Zaman yazarlarının New York gezisine dair yazıda "ZAMAN YAZARLARI HAYATLARINDA" ifadesinden "gezi olduğu kesin." ifadesine kadar olan bölümü hiçbir değişiklik yapmadan çıktı olarak verin.

§ **Sayfa alıntısı**
=====

ZAMAN YAZARLARI HAYATLARINDA İLK KEZ NEW YORK'A GİDERSE NELER OLDU?..... ORAY EĞİN ZAMAN YAZARLARINA HANGİ TAVSİYEDE BULUNDU?..

Eskiden jet-lag´le nasıl boğuşulacağı konuşulurdu New York uçaklarında, şimdi okyanus ötesi uçarken zaman farkından dolayı namaz saatlerinin ne olacağı.

Eskiden jet-lag´le nasıl boğuşulacağı konuşulurdu New York uçaklarında, şimdi okyanus ötesi uçarken zaman farkından dolayı namaz saatlerinin ne olacağı. Cumartesi günkü Zaman´ın ekinde Ahmet Turan Alkan, hayatında ilk kez gittiği New York´tan izlenimler yazmış ve namaz saatlerini ayarlamakla ilgili sıkıntısını da aktarmış. Zaman´dan bir grup "hocaefendinin" okullarının birindeki ödül töreni için Manhattan adasına bırakılmış; epey ilginç bir gezi olduğu kesin.

=====

Bir koleksiyondan seçilmiş kayıtlar

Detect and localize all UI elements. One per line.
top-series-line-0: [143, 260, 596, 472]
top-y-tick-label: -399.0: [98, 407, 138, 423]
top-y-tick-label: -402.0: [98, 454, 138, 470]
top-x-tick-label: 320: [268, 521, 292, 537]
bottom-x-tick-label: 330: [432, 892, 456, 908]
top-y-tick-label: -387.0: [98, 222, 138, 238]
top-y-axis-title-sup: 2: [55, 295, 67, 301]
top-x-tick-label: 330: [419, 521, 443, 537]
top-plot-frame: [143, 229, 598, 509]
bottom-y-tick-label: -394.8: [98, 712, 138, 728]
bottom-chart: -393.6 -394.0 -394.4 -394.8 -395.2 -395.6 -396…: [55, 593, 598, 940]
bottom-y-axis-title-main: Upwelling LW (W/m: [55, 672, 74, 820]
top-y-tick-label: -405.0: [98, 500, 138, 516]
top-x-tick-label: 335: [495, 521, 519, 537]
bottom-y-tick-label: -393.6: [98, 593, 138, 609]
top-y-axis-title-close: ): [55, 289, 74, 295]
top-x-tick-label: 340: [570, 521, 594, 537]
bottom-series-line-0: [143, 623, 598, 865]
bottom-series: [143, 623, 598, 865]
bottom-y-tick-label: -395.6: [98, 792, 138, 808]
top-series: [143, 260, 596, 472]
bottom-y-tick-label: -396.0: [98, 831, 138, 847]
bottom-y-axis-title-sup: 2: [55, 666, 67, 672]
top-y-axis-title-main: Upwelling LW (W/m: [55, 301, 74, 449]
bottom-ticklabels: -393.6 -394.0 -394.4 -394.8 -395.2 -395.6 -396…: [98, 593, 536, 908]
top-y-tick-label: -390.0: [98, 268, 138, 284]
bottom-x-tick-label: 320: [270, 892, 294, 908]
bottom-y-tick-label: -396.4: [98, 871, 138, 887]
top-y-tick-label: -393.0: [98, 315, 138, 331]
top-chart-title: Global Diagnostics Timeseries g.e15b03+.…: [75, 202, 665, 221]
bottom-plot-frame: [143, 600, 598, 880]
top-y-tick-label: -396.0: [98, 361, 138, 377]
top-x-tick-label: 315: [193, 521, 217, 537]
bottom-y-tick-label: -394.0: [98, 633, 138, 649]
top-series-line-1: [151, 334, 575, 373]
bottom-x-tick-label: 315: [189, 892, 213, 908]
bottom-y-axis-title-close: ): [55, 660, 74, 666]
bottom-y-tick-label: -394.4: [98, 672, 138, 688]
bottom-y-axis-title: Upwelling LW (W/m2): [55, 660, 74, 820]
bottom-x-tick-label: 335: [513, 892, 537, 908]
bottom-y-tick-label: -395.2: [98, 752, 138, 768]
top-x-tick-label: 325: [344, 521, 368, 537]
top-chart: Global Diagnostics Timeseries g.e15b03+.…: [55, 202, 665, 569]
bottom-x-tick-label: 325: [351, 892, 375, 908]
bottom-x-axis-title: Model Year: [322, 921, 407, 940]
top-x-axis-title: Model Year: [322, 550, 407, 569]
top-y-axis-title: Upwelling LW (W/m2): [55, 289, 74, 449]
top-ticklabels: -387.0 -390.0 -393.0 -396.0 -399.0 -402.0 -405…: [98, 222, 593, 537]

=====

§ **Sorunun çözümü**
ZAMAN YAZARLARI HAYATLARINDA İLK KEZ NEW YORK'A GİDERSE NELER OLDU?..... ORAY EĞİN ZAMAN YAZARLARINA HANGİ TAVSİYEDE BULUNDU?..

Eskiden jet-lag´le nasıl boğuşulacağı konuşulurdu New York uçaklarında, şimdi okyanus ötesi uçarken zaman farkından dolayı namaz saatlerinin ne olacağı.

Eskiden jet-lag´le nasıl boğuşulacağı konuşulurdu New York uçaklarında, şimdi okyanus ötesi uçarken zaman farkından dolayı namaz saatlerinin ne olacağı. Cumartesi günkü Zaman´ın ekinde Ahmet Turan Alkan, hayatında ilk kez gittiği New York´tan izlenimler yazmış ve namaz saatlerini ayarlamakla ilgili sıkıntısını da aktarmış. Zaman´dan bir grup "hocaefendinin" okullarının birindeki ödül töreni için Manhattan adasına bırakılmış; epey ilginç bir gezi olduğu kesin.